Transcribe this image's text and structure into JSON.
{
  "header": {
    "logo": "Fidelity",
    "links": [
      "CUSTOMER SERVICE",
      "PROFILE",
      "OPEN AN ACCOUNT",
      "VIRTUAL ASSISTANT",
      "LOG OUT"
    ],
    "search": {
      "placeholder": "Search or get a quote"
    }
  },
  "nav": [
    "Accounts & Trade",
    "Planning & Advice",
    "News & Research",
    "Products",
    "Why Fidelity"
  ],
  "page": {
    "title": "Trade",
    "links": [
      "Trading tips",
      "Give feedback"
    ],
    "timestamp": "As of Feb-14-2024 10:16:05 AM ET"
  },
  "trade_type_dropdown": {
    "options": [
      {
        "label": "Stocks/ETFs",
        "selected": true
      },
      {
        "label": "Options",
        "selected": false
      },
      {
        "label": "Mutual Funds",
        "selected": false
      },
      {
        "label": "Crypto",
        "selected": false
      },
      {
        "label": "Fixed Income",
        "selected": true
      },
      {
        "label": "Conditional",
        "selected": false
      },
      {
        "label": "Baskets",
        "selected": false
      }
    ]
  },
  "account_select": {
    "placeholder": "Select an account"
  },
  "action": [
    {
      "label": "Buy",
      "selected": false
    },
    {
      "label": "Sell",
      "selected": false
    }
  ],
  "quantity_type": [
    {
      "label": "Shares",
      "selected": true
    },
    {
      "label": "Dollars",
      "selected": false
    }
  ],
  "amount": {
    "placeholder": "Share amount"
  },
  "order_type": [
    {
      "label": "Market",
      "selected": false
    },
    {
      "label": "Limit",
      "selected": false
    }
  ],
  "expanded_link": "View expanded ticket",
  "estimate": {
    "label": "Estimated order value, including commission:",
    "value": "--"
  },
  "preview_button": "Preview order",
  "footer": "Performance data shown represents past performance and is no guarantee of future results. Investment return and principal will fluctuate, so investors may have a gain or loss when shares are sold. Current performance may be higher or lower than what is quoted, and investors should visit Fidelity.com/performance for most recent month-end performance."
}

» The task:
Where a line contains the string "value", extract that line.

» Response to the exercise:
    "label": "Estimated order value, including commission:",
    "value": "--"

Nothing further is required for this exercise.